[Given exercise] Print all entries word for word.

[Data for the task]
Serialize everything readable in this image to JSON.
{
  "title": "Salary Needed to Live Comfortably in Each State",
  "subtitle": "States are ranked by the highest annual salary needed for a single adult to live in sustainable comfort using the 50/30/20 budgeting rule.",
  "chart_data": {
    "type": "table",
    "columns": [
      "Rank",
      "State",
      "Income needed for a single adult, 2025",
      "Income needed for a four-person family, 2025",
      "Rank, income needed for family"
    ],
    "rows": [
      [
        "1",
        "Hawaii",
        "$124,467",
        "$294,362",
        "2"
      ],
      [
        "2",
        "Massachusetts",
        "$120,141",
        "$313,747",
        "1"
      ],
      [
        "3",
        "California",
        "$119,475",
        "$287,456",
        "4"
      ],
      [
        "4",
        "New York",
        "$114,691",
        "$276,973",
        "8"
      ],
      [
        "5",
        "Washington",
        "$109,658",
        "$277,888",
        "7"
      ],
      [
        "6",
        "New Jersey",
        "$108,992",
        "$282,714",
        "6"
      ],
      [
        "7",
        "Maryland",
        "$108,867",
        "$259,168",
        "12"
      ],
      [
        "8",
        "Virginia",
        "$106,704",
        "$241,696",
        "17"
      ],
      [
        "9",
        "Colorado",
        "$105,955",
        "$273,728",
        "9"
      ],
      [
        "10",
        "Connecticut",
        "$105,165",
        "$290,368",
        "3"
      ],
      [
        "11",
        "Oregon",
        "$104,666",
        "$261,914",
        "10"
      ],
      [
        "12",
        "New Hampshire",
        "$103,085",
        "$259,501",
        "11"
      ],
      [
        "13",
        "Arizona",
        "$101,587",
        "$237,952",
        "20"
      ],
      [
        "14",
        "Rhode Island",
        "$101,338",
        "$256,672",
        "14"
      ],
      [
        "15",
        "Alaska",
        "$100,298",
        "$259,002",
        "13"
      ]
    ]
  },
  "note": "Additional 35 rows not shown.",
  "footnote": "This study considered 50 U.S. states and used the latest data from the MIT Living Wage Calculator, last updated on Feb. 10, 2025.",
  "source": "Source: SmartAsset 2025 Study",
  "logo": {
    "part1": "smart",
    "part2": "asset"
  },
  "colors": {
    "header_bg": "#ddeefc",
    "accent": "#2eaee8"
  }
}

[Reply]
Serialize everything readable in this image to JSON.
{
  "title": "Salary Needed to Live Comfortably in Each State",
  "subtitle": "States are ranked by the highest annual salary needed for a single adult to live in sustainable comfort using the 50/30/20 budgeting rule.",
  "chart_data": {
    "type": "table",
    "columns": [
      "Rank",
      "State",
      "Income needed for a single adult, 2025",
      "Income needed for a four-person family, 2025",
      "Rank, income needed for family"
    ],
    "rows": [
      [
        "1",
        "Hawaii",
        "$124,467",
        "$294,362",
        "2"
      ],
      [
        "2",
        "Massachusetts",
        "$120,141",
        "$313,747",
        "1"
      ],
      [
        "3",
        "California",
        "$119,475",
        "$287,456",
        "4"
      ],
      [
        "4",
        "New York",
        "$114,691",
        "$276,973",
        "8"
      ],
      [
        "5",
        "Washington",
        "$109,658",
        "$277,888",
        "7"
      ],
      [
        "6",
        "New Jersey",
        "$108,992",
        "$282,714",
        "6"
      ],
      [
        "7",
        "Maryland",
        "$108,867",
        "$259,168",
        "12"
      ],
      [
        "8",
        "Virginia",
        "$106,704",
        "$241,696",
        "17"
      ],
      [
        "9",
        "Colorado",
        "$105,955",
        "$273,728",
        "9"
      ],
      [
        "10",
        "Connecticut",
        "$105,165",
        "$290,368",
        "3"
      ],
      [
        "11",
        "Oregon",
        "$104,666",
        "$261,914",
        "10"
      ],
      [
        "12",
        "New Hampshire",
        "$103,085",
        "$259,501",
        "11"
      ],
      [
        "13",
        "Arizona",
        "$101,587",
        "$237,952",
        "20"
      ],
      [
        "14",
        "Rhode Island",
        "$101,338",
        "$256,672",
        "14"
      ],
      [
        "15",
        "Alaska",
        "$100,298",
        "$259,002",
        "13"
      ]
    ]
  },
  "note": "Additional 35 rows not shown.",
  "footnote": "This study considered 50 U.S. states and used the latest data from the MIT Living Wage Calculator, last updated on Feb. 10, 2025.",
  "source": "Source: SmartAsset 2025 Study",
  "logo": {
    "part1": "smart",
    "part2": "asset"
  },
  "colors": {
    "header_bg": "#ddeefc",
    "accent": "#2eaee8"
  }
}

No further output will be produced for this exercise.